> [Challenge]:
Scan the lines below for the string "INDONE" and copy every one that has it.

> [Data supplied]:
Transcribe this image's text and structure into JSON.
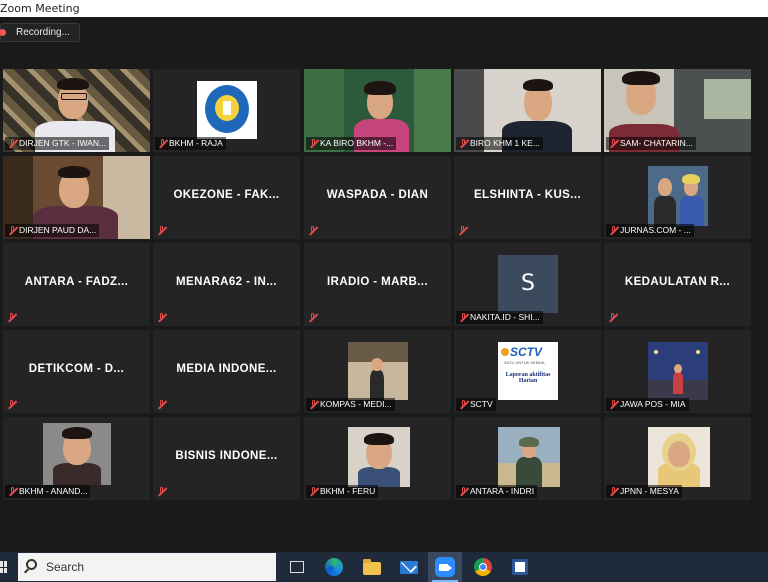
{
  "window": {
    "title": "Zoom Meeting"
  },
  "recording": {
    "label": "Recording..."
  },
  "tiles": [
    {
      "id": "t1",
      "label": "DIRJEN GTK - IWAN...",
      "name_display": "",
      "type": "video",
      "active": true
    },
    {
      "id": "t2",
      "label": "BKHM - RAJA",
      "name_display": "",
      "type": "logo"
    },
    {
      "id": "t3",
      "label": "KA BIRO BKHM -...",
      "name_display": "",
      "type": "video"
    },
    {
      "id": "t4",
      "label": "BIRO KHM 1 KE...",
      "name_display": "",
      "type": "video"
    },
    {
      "id": "t5",
      "label": "SAM- CHATARIN...",
      "name_display": "",
      "type": "video"
    },
    {
      "id": "t6",
      "label": "DIRJEN PAUD DA...",
      "name_display": "",
      "type": "video"
    },
    {
      "id": "t7",
      "label": "",
      "name_display": "OKEZONE - FAK...",
      "type": "name"
    },
    {
      "id": "t8",
      "label": "",
      "name_display": "WASPADA - DIAN",
      "type": "name"
    },
    {
      "id": "t9",
      "label": "",
      "name_display": "ELSHINTA - KUS...",
      "type": "name"
    },
    {
      "id": "t10",
      "label": "JURNAS.COM - ...",
      "name_display": "",
      "type": "photo"
    },
    {
      "id": "t11",
      "label": "",
      "name_display": "ANTARA - FADZ...",
      "type": "name"
    },
    {
      "id": "t12",
      "label": "",
      "name_display": "MENARA62 - IN...",
      "type": "name"
    },
    {
      "id": "t13",
      "label": "",
      "name_display": "IRADIO - MARB...",
      "type": "name"
    },
    {
      "id": "t14",
      "label": "NAKITA.ID - SHI...",
      "name_display": "S",
      "type": "initial"
    },
    {
      "id": "t15",
      "label": "",
      "name_display": "KEDAULATAN R...",
      "type": "name"
    },
    {
      "id": "t16",
      "label": "",
      "name_display": "DETIKCOM - D...",
      "type": "name"
    },
    {
      "id": "t17",
      "label": "",
      "name_display": "MEDIA INDONE...",
      "type": "name"
    },
    {
      "id": "t18",
      "label": "KOMPAS - MEDI...",
      "name_display": "",
      "type": "photo"
    },
    {
      "id": "t19",
      "label": "SCTV",
      "name_display": "",
      "type": "sctv"
    },
    {
      "id": "t20",
      "label": "JAWA POS - MIA",
      "name_display": "",
      "type": "photo"
    },
    {
      "id": "t21",
      "label": "BKHM - ANAND...",
      "name_display": "",
      "type": "photo"
    },
    {
      "id": "t22",
      "label": "",
      "name_display": "BISNIS INDONE...",
      "type": "name"
    },
    {
      "id": "t23",
      "label": "BKHM - FERU",
      "name_display": "",
      "type": "photo"
    },
    {
      "id": "t24",
      "label": "ANTARA - INDRI",
      "name_display": "",
      "type": "photo"
    },
    {
      "id": "t25",
      "label": "JPNN - MESYA",
      "name_display": "",
      "type": "photo"
    }
  ],
  "sctv": {
    "brand": "SCTV",
    "tagline": "SATU UNTUK SEMUA",
    "caption": "Laporan aktifitas Harian"
  },
  "taskbar": {
    "search_placeholder": "Search"
  },
  "colors": {
    "active_speaker": "#b9e34a",
    "tile_bg": "#242424",
    "muted_mic": "#e54b4b",
    "taskbar": "#1f2b3a"
  }
}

> [The solution]:
      "name_display": "MEDIA INDONE...",
      "name_display": "BISNIS INDONE...",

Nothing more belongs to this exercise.